*SHORT TASK*
What follows is a set of records; restate each one word for word and drop the pictures.

*RECORDS SUPPLIED*
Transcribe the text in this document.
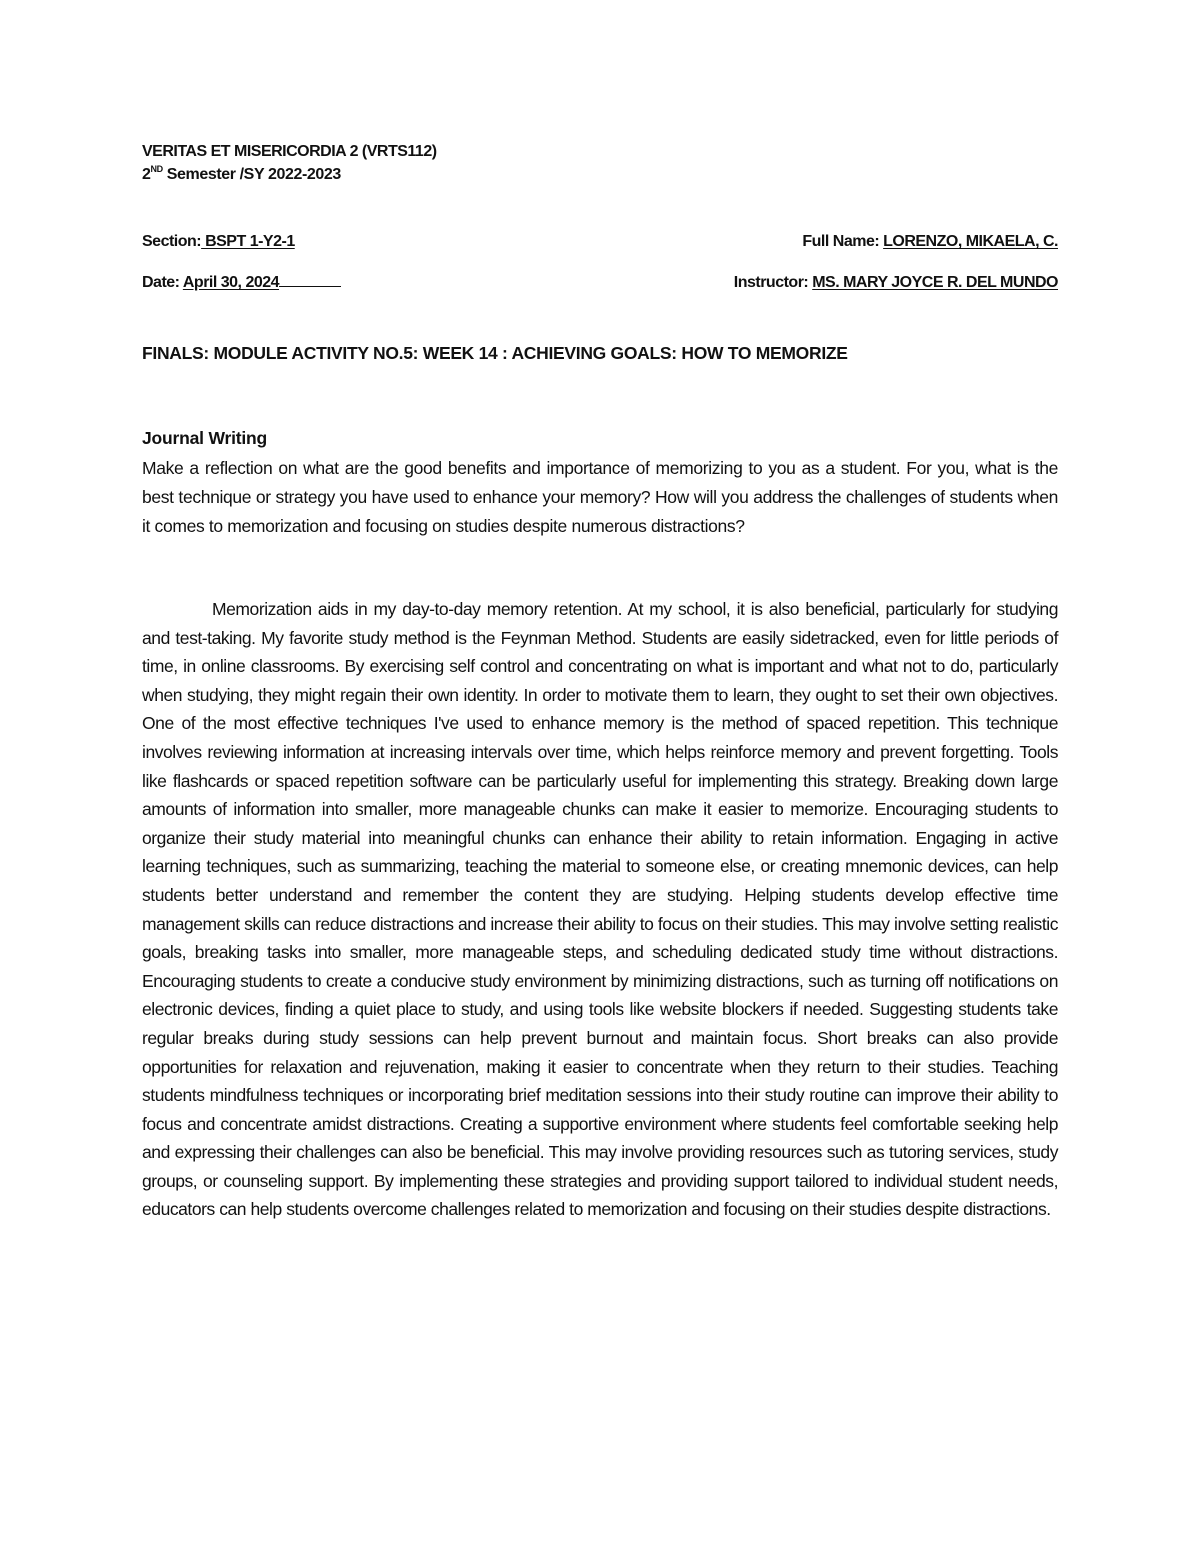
VERITAS ET MISERICORDIA 2 (VRTS112)
2ND Semester /SY 2022-2023
Section: BSPT 1-Y2-1
Date: April 30, 2024
Full Name: LORENZO, MIKAELA, C.
Instructor: MS. MARY JOYCE R. DEL MUNDO
FINALS: MODULE ACTIVITY NO.5: WEEK 14 : ACHIEVING GOALS: HOW TO MEMORIZE
Journal Writing

Make a reflection on what are the good benefits and importance of memorizing to you as a student. For you, what is the best technique or strategy you have used to enhance your memory? How will you address the challenges of students when it comes to memorization and focusing on studies despite numerous distractions?

Memorization aids in my day-to-day memory retention. At my school, it is also beneficial, particularly for studying and test-taking. My favorite study method is the Feynman Method. Students are easily sidetracked, even for little periods of time, in online classrooms. By exercising self control and concentrating on what is important and what not to do, particularly when studying, they might regain their own identity. In order to motivate them to learn, they ought to set their own objectives. One of the most effective techniques I've used to enhance memory is the method of spaced repetition. This technique involves reviewing information at increasing intervals over time, which helps reinforce memory and prevent forgetting. Tools like flashcards or spaced repetition software can be particularly useful for implementing this strategy. Breaking down large amounts of information into smaller, more manageable chunks can make it easier to memorize. Encouraging students to organize their study material into meaningful chunks can enhance their ability to retain information. Engaging in active learning techniques, such as summarizing, teaching the material to someone else, or creating mnemonic devices, can help students better understand and remember the content they are studying. Helping students develop effective time management skills can reduce distractions and increase their ability to focus on their studies. This may involve setting realistic goals, breaking tasks into smaller, more manageable steps, and scheduling dedicated study time without distractions. Encouraging students to create a conducive study environment by minimizing distractions, such as turning off notifications on electronic devices, finding a quiet place to study, and using tools like website blockers if needed. Suggesting students take regular breaks during study sessions can help prevent burnout and maintain focus. Short breaks can also provide opportunities for relaxation and rejuvenation, making it easier to concentrate when they return to their studies. Teaching students mindfulness techniques or incorporating brief meditation sessions into their study routine can improve their ability to focus and concentrate amidst distractions. Creating a supportive environment where students feel comfortable seeking help and expressing their challenges can also be beneficial. This may involve providing resources such as tutoring services, study groups, or counseling support. By implementing these strategies and providing support tailored to individual student needs, educators can help students overcome challenges related to memorization and focusing on their studies despite distractions.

*RESULT OF THIS TASK*
Transcribe the text in this document.
VERITAS ET MISERICORDIA 2 (VRTS112)
2ND Semester /SY 2022-2023
Section: BSPT 1-Y2-1
Date: April 30, 2024
Full Name: LORENZO, MIKAELA, C.
Instructor: MS. MARY JOYCE R. DEL MUNDO
FINALS: MODULE ACTIVITY NO.5: WEEK 14 : ACHIEVING GOALS: HOW TO MEMORIZE
Journal Writing

Make a reflection on what are the good benefits and importance of memorizing to you as a student. For you, what is the best technique or strategy you have used to enhance your memory? How will you address the challenges of students when it comes to memorization and focusing on studies despite numerous distractions?

Memorization aids in my day-to-day memory retention. At my school, it is also beneficial, particularly for studying and test-taking. My favorite study method is the Feynman Method. Students are easily sidetracked, even for little periods of time, in online classrooms. By exercising self control and concentrating on what is important and what not to do, particularly when studying, they might regain their own identity. In order to motivate them to learn, they ought to set their own objectives. One of the most effective techniques I've used to enhance memory is the method of spaced repetition. This technique involves reviewing information at increasing intervals over time, which helps reinforce memory and prevent forgetting. Tools like flashcards or spaced repetition software can be particularly useful for implementing this strategy. Breaking down large amounts of information into smaller, more manageable chunks can make it easier to memorize. Encouraging students to organize their study material into meaningful chunks can enhance their ability to retain information. Engaging in active learning techniques, such as summarizing, teaching the material to someone else, or creating mnemonic devices, can help students better understand and remember the content they are studying. Helping students develop effective time management skills can reduce distractions and increase their ability to focus on their studies. This may involve setting realistic goals, breaking tasks into smaller, more manageable steps, and scheduling dedicated study time without distractions. Encouraging students to create a conducive study environment by minimizing distractions, such as turning off notifications on electronic devices, finding a quiet place to study, and using tools like website blockers if needed. Suggesting students take regular breaks during study sessions can help prevent burnout and maintain focus. Short breaks can also provide opportunities for relaxation and rejuvenation, making it easier to concentrate when they return to their studies. Teaching students mindfulness techniques or incorporating brief meditation sessions into their study routine can improve their ability to focus and concentrate amidst distractions. Creating a supportive environment where students feel comfortable seeking help and expressing their challenges can also be beneficial. This may involve providing resources such as tutoring services, study groups, or counseling support. By implementing these strategies and providing support tailored to individual student needs, educators can help students overcome challenges related to memorization and focusing on their studies despite distractions.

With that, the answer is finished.